Direction: Set down the data below without change, skipping the pictures it holds.

** begin Records provided **

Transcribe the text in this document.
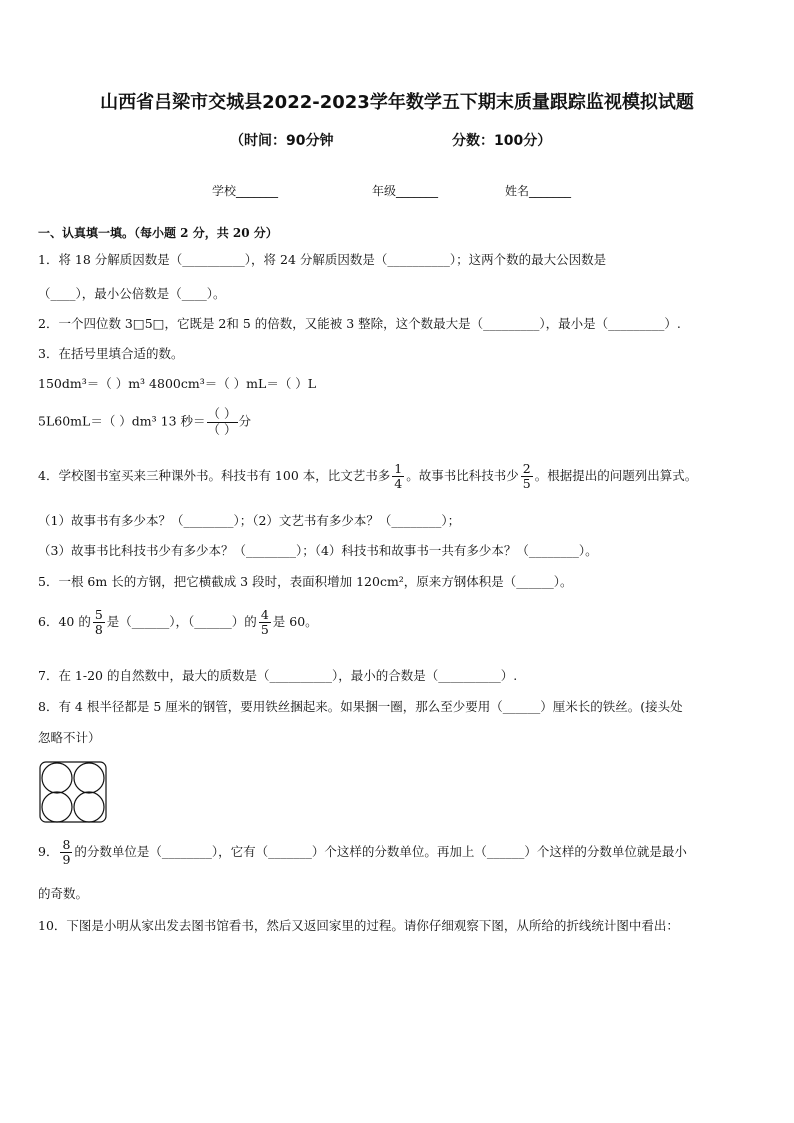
山西省吕梁市交城县2022-2023学年数学五下期末质量跟踪监视模拟试题
（时间：90分钟	分数：100分）
学校_______	年级_______	姓名_______
一、认真填一填。（每小题 2 分，共 20 分）
1．将 18 分解质因数是（__________），将 24 分解质因数是（__________）；这两个数的最大公因数是
（____），最小公倍数是（____）。
2．一个四位数 3□5□，它既是 2和 5 的倍数，又能被 3 整除，这个数最大是（_________），最小是（_________）.
3．在括号里填合适的数。
150dm³＝（ ）m³ 4800cm³＝（ ）mL＝（ ）L
5L60mL＝（ ）dm³ 13 秒＝ $\frac{( )}{( )}$ 分
4．学校图书室买来三种课外书。科技书有 100 本，比文艺书多 $\frac{1}{4}$ 。故事书比科技书少 $\frac{2}{5}$ 。根据提出的问题列出算式。
（1）故事书有多少本？（________）；（2）文艺书有多少本？（________）；
（3）故事书比科技书少有多少本？（________）；（4）科技书和故事书一共有多少本？（________）。
5．一根 6m 长的方钢，把它横截成 3 段时，表面积增加 120cm²，原来方钢体积是（______）。
6．40 的 $\frac{5}{8}$ 是（______），（______）的 $\frac{4}{5}$ 是 60。
7．在 1-20 的自然数中，最大的质数是（__________），最小的合数是（__________）.
8．有 4 根半径都是 5 厘米的钢管，要用铁丝捆起来。如果捆一圈，那么至少要用（______）厘米长的铁丝。(接头处
忽略不计）
9． $\frac{8}{9}$ 的分数单位是（________），它有（_______）个这样的分数单位。再加上（______）个这样的分数单位就是最小
的奇数。
10．下图是小明从家出发去图书馆看书，然后又返回家里的过程。请你仔细观察下图，从所给的折线统计图中看出：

** end Records provided **

Expected answer:
Transcribe the text in this document.
山西省吕梁市交城县2022-2023学年数学五下期末质量跟踪监视模拟试题
（时间：90分钟	分数：100分）
学校_______	年级_______	姓名_______
一、认真填一填。（每小题 2 分，共 20 分）
1．将 18 分解质因数是（__________），将 24 分解质因数是（__________）；这两个数的最大公因数是
（____），最小公倍数是（____）。
2．一个四位数 3□5□，它既是 2和 5 的倍数，又能被 3 整除，这个数最大是（_________），最小是（_________）.
3．在括号里填合适的数。
150dm³＝（ ）m³ 4800cm³＝（ ）mL＝（ ）L
5L60mL＝（ ）dm³ 13 秒＝ $\frac{( )}{( )}$ 分
4．学校图书室买来三种课外书。科技书有 100 本，比文艺书多 $\frac{1}{4}$ 。故事书比科技书少 $\frac{2}{5}$ 。根据提出的问题列出算式。
（1）故事书有多少本？（________）；（2）文艺书有多少本？（________）；
（3）故事书比科技书少有多少本？（________）；（4）科技书和故事书一共有多少本？（________）。
5．一根 6m 长的方钢，把它横截成 3 段时，表面积增加 120cm²，原来方钢体积是（______）。
6．40 的 $\frac{5}{8}$ 是（______），（______）的 $\frac{4}{5}$ 是 60。
7．在 1-20 的自然数中，最大的质数是（__________），最小的合数是（__________）.
8．有 4 根半径都是 5 厘米的钢管，要用铁丝捆起来。如果捆一圈，那么至少要用（______）厘米长的铁丝。(接头处
忽略不计）
9． $\frac{8}{9}$ 的分数单位是（________），它有（_______）个这样的分数单位。再加上（______）个这样的分数单位就是最小
的奇数。
10．下图是小明从家出发去图书馆看书，然后又返回家里的过程。请你仔细观察下图，从所给的折线统计图中看出：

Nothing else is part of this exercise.